### Exercise directions
Below are the records. Gather each line that holds "category".
··· Records for this exercise ···
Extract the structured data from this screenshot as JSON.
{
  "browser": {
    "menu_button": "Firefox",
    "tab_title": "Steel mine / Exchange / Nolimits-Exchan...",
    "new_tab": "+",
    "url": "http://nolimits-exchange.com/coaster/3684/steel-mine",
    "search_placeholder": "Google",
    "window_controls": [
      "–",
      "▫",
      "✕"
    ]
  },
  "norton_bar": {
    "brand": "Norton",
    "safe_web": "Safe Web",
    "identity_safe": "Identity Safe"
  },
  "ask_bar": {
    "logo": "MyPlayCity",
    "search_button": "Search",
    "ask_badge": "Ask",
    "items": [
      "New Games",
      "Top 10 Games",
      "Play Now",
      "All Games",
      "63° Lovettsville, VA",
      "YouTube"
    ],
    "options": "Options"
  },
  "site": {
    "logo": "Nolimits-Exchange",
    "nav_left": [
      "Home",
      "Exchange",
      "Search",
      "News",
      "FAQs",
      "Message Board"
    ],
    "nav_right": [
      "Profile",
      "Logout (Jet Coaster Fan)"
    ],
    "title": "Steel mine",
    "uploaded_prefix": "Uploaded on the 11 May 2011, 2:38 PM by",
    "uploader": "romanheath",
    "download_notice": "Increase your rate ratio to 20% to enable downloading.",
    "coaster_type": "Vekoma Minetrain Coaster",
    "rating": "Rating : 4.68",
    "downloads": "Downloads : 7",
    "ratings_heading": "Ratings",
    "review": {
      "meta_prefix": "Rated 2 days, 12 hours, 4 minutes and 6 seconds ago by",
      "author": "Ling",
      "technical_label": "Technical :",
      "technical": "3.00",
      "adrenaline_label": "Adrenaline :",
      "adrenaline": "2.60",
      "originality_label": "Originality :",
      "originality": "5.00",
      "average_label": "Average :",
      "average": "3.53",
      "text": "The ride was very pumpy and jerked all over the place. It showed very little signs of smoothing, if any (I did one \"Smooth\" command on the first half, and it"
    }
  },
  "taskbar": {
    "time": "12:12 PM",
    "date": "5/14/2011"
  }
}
···
··· Records for this exercise ···
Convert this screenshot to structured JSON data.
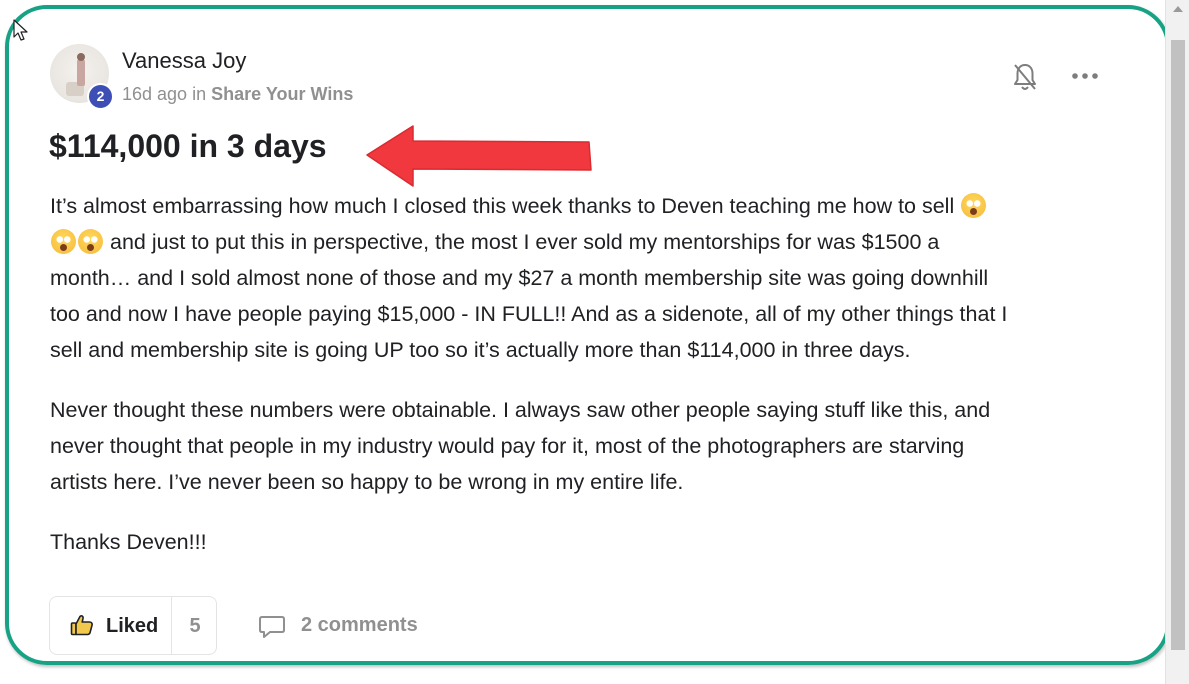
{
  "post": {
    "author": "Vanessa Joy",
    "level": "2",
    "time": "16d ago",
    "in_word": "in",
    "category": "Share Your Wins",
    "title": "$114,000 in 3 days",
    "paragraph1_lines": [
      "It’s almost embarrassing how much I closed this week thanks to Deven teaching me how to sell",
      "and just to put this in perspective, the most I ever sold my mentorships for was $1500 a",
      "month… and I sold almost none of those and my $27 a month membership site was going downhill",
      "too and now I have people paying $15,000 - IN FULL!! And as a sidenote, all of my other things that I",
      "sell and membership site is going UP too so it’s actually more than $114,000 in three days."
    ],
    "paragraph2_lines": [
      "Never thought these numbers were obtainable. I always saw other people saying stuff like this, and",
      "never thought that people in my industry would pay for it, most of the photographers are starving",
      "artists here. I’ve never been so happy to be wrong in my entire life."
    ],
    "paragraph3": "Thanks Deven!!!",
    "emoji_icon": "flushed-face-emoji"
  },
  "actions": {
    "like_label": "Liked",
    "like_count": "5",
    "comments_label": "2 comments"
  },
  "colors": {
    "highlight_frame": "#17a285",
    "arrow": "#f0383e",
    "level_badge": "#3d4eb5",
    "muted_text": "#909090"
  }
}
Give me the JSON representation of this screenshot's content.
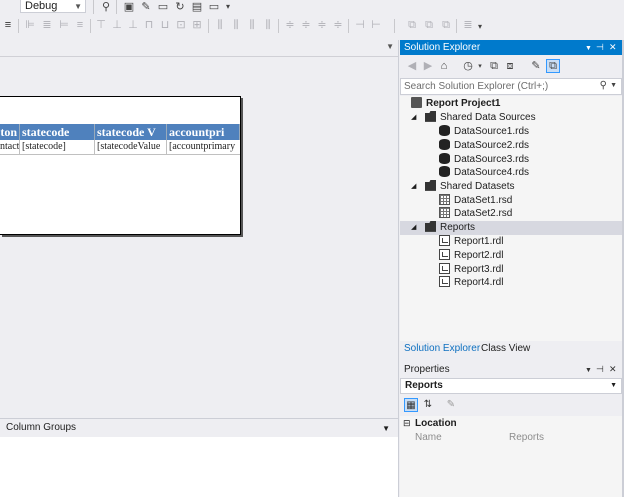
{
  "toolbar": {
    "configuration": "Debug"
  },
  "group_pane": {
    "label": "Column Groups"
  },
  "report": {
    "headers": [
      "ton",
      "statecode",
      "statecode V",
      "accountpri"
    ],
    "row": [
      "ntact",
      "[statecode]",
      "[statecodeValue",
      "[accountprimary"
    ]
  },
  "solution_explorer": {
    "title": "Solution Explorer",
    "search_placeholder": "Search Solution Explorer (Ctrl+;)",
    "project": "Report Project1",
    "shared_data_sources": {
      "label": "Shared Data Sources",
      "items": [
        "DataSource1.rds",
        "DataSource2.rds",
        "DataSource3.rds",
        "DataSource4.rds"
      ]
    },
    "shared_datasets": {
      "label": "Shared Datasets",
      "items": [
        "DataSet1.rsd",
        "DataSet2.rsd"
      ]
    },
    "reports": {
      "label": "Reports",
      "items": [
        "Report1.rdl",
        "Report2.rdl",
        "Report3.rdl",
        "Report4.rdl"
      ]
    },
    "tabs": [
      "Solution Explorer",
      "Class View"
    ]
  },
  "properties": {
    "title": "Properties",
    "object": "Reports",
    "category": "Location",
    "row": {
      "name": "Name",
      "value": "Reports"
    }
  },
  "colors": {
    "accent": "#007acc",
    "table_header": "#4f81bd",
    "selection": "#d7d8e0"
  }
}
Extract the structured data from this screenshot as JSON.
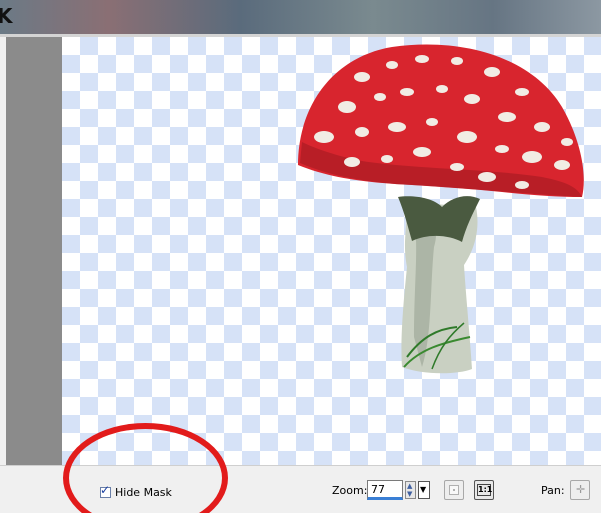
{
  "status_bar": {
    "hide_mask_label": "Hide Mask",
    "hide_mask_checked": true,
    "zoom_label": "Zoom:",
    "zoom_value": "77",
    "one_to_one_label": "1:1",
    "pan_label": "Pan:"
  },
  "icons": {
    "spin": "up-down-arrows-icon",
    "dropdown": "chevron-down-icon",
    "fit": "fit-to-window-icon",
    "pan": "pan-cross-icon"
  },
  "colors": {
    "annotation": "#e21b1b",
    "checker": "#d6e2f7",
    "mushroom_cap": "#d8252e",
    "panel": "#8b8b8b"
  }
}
···
### Written solution
    "category": "Share Your Wins",
    "category": "Location",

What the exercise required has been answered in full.